- [GIVEN TEXT]:
================================

Anterior communicating artery aneurysms were the most frequent in our cohort of patients; most of them (80%) were treated with coil embolization. Injury to hypothalamic structures after bleeding or/and ischemic injury may be a factor associated with a refractory evolution. Microsurgical blood clot removal[12] in this region may be beneficial in order to avoid irritation of hypothalamic perforators, but further studies are needed to confirm this hypothesis.
The relationship between the location of the aneurysm and DCI was studied by Abla et al.[24] The authors found that ruptured pericallosal aneurysms were associated with a low clot burden, but with a higher risk of DCI in comparison with other locations.
The most frequent clinical manifestation of DCI was consciousness impairment, a finding that is common in SAH patients in the intensive care unit (ICU), which may also be explained by other medical factors (fever, infections, metabolic disturbances, among others).
Endovascular therapy for symptomatic DCI was indicated for all patients, usually on the most critical period (between the 4th and 8th days). Intra-arterial vasodilator therapy and balloon angioplasty are treatment modalities well-described in the literature,[25]
[26]
[27] but angiographic improvement is not always associated with clinical improvement, with up to 69% of reported postprocedural ischemia.[28] Other mechanisms for ischemia are described in this subgroup of patients, such as spreading cortical ischemia, microcirculatory constriction, and microthrombosis.[1] Angiographic improvement after angioplasty must not be considered an endpoint to decide the withdrawal of hemodynamic intensive care therapy, as improvement of intracranial vessel stenosis was reported in all of our patients after the procedure.
No patient in our series was treated with decompressive craniectomy (DC). Tuzgen et al reported a series of 6 patients(4 MCA and 2 ACoA) with malignant vasospasm and proven intracranial hypertension treated with DC, reporting a favorable neurological outcome in < 50% of the patients (modified Rankin scale ≤ 3).[29] DC was not indicated because severe ischemic injury made the surgery futile to the attending multidisciplinary team. One patient in our series was treated with therapeutic hypothermia, which produced favorable control of the ICP, but could not prevent cerebral infarction. Other treatment modalities described in the literature are anesthesia of the stellate ganglion,[30] aortic balloon,[31] immunosuppressants,[32] continuous intra-arterial nimodipine,[33] and ketamine,[34] but further studies are required.[35]
Limitations of the present study are its small sample size and its retrospective design. In the literature, several series describe outcomes of patients with DCI, but our study is, to our knowledge, the first detailed angiographic description of patients with refractory DCI, reporting other findings besides severe AV, as potential angiographic predictors for further studies.

================================

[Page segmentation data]
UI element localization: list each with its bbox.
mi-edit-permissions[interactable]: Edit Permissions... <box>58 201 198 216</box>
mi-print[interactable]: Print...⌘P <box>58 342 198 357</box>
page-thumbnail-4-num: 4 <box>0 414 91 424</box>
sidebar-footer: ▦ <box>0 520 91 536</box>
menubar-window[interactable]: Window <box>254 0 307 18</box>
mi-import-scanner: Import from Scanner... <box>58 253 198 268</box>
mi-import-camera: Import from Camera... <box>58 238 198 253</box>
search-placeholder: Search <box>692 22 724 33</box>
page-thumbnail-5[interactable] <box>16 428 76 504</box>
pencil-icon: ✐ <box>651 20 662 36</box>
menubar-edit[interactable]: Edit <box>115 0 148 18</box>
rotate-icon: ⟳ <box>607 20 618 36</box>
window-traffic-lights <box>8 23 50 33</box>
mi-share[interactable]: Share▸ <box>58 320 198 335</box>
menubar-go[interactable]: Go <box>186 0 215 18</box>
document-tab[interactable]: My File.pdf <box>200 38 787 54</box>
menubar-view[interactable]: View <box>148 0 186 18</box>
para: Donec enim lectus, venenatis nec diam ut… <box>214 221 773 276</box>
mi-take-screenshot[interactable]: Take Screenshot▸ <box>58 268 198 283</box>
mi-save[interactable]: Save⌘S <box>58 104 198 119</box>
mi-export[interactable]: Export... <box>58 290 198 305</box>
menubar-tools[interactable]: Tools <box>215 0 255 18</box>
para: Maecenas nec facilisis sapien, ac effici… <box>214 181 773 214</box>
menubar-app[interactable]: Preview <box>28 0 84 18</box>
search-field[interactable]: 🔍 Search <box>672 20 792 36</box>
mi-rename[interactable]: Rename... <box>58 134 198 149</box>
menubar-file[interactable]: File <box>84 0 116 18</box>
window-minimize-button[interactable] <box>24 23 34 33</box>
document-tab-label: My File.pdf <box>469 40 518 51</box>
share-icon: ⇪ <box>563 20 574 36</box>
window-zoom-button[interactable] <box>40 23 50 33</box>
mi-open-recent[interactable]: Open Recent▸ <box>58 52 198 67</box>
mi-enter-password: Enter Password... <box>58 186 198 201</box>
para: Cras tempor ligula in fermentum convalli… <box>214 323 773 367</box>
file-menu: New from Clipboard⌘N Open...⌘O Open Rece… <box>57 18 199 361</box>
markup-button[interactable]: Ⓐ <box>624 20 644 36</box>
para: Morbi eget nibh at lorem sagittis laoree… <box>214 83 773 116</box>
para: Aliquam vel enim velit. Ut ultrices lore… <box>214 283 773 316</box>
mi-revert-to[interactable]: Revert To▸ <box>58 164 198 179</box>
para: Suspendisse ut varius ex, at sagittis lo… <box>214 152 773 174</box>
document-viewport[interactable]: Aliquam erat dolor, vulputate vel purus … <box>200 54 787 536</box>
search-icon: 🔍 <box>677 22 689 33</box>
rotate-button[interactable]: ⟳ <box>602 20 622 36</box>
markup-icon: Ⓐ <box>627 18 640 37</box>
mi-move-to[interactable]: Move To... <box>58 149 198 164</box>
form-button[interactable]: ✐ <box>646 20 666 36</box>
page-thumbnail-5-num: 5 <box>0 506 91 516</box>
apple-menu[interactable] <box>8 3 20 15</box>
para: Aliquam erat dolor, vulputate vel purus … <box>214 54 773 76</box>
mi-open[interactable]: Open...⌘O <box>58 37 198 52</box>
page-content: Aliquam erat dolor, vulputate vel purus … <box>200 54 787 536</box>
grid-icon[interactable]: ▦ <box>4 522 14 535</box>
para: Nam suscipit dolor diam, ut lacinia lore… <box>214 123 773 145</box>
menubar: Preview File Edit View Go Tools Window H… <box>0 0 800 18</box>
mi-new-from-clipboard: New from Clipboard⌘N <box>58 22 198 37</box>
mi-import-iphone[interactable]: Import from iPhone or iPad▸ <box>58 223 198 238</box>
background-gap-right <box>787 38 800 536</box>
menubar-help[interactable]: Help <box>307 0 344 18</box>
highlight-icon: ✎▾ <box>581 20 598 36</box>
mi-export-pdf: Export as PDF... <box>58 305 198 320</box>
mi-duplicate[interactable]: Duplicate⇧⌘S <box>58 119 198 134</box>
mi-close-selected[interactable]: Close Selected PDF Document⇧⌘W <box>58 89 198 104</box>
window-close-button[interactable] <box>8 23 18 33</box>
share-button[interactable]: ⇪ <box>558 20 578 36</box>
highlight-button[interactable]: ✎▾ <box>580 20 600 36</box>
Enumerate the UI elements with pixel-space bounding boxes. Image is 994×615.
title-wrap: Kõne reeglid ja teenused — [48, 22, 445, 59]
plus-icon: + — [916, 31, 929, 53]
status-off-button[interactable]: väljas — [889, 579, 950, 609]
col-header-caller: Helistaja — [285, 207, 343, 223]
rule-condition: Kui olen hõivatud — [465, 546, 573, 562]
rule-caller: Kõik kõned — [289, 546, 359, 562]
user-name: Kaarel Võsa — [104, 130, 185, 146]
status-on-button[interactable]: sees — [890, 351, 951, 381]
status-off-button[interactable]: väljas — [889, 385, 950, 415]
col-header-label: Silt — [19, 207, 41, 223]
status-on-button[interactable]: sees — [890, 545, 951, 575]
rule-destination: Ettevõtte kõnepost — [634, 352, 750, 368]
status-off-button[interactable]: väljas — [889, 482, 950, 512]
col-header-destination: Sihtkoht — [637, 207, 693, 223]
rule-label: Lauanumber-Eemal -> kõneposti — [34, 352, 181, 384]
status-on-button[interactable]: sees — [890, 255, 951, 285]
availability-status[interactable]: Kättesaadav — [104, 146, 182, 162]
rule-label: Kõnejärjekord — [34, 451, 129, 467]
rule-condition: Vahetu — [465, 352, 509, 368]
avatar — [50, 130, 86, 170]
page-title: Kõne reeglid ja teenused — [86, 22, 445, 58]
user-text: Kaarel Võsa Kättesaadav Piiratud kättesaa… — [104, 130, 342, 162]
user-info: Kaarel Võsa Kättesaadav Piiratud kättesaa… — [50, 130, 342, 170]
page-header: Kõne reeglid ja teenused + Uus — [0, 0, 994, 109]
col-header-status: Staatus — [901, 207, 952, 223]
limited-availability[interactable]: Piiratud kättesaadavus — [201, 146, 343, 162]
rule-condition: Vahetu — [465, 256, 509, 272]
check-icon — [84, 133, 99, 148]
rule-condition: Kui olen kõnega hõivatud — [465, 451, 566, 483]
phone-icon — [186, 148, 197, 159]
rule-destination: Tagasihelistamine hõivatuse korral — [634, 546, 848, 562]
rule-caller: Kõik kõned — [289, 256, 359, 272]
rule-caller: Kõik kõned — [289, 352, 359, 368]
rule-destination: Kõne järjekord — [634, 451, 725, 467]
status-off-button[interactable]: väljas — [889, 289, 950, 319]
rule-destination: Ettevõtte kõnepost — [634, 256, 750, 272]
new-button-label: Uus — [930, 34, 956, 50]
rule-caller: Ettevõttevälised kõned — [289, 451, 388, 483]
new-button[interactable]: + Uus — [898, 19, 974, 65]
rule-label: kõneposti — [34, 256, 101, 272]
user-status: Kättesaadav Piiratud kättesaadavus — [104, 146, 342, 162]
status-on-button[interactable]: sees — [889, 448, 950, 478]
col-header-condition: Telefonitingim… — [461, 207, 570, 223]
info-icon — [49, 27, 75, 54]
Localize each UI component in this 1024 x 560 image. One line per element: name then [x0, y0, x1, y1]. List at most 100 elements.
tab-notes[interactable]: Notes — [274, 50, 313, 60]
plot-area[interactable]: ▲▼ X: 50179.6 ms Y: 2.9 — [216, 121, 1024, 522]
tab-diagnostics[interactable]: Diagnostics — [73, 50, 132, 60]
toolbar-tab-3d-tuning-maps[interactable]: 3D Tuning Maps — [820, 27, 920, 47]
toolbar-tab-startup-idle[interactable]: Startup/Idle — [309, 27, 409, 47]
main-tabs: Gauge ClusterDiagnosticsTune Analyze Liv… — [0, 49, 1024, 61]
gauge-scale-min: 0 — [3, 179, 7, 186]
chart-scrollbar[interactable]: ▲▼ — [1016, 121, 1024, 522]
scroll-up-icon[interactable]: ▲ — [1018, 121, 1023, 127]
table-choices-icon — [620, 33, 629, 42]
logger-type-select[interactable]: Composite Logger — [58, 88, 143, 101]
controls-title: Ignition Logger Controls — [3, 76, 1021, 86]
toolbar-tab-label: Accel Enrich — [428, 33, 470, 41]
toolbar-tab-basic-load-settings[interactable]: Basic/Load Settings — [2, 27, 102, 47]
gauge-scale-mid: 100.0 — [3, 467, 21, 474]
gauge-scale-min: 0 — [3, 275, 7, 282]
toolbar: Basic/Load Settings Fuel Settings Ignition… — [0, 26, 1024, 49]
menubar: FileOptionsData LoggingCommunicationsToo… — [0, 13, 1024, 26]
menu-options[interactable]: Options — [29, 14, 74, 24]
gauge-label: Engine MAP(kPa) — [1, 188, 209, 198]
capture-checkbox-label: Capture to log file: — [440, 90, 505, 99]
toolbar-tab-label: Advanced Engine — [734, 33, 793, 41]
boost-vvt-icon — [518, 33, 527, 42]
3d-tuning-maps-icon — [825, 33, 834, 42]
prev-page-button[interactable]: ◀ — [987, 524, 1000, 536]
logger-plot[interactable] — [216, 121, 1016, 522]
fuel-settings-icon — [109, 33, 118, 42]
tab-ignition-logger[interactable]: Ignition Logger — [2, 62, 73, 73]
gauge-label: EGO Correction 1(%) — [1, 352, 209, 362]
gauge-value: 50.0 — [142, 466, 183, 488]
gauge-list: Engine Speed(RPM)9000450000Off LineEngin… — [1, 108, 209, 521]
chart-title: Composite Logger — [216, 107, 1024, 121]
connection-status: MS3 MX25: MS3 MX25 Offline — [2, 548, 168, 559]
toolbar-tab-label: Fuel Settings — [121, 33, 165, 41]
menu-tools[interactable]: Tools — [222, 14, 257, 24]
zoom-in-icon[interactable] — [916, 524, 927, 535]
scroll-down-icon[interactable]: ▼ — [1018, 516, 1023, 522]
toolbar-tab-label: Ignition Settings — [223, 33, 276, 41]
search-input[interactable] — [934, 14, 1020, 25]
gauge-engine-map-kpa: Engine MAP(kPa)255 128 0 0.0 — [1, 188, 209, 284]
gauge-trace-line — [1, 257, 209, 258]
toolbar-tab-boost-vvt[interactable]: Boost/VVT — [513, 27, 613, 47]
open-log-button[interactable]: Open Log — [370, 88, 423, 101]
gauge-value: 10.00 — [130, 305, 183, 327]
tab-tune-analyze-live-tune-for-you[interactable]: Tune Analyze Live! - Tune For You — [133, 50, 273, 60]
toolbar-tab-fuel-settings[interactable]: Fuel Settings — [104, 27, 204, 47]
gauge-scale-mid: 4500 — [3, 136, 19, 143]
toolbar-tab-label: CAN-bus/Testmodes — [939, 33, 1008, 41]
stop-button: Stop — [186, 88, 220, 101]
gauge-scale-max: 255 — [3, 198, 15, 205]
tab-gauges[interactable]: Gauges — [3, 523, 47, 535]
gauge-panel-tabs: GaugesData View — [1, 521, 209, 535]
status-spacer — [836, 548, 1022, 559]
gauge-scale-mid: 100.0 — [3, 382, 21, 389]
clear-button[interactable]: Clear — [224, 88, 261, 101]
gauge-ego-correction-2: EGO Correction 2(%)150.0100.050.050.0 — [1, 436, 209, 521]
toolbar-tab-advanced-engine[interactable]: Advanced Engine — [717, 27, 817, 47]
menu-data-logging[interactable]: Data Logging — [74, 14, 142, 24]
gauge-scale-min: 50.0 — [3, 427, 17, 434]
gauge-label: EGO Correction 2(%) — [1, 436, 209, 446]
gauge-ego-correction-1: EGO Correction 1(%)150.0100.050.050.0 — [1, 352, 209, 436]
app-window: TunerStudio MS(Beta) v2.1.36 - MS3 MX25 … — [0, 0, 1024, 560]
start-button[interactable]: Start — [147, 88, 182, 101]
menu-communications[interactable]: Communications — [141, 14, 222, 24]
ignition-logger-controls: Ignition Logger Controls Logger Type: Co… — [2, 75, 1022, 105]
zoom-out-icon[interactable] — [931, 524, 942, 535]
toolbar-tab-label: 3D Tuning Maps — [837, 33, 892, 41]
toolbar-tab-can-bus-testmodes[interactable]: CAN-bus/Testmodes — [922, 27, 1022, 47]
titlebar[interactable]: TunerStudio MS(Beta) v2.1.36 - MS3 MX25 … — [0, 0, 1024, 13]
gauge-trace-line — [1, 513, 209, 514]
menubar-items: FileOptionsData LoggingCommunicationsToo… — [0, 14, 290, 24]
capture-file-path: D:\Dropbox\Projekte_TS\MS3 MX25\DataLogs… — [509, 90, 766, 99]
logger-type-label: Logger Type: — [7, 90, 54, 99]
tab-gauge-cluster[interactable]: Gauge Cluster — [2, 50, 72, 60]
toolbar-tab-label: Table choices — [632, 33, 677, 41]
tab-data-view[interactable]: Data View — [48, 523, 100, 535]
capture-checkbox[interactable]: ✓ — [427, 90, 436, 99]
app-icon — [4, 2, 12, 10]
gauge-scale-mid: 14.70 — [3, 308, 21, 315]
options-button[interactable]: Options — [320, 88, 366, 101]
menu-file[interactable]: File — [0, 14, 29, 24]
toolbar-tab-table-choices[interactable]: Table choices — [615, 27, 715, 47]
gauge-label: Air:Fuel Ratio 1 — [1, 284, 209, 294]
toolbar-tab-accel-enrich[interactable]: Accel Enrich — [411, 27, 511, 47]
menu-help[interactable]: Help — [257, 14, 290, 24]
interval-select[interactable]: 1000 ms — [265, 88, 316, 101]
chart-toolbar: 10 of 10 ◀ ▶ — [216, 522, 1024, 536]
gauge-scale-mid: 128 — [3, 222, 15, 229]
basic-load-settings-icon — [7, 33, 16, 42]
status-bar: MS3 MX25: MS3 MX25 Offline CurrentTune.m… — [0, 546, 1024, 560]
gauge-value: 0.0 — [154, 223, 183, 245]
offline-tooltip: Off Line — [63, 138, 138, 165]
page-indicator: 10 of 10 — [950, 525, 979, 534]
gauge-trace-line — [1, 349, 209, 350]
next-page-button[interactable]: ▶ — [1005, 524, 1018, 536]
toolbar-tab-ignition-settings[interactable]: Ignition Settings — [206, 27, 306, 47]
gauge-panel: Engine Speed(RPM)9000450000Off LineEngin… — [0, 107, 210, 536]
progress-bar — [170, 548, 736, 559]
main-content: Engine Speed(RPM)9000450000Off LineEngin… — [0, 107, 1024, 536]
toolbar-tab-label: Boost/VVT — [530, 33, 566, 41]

================================

- [WORK TASK]: Copy out the stretch of the given text from "Anterior communicating artery" through "confirm this hypothesis.".

- [FINISHED EXERCISE]:
Anterior communicating artery aneurysms were the most frequent in our cohort of patients; most of them (80%) were treated with coil embolization. Injury to hypothalamic structures after bleeding or/and ischemic injury may be a factor associated with a refractory evolution. Microsurgical blood clot removal[12] in this region may be beneficial in order to avoid irritation of hypothalamic perforators, but further studies are needed to confirm this hypothesis.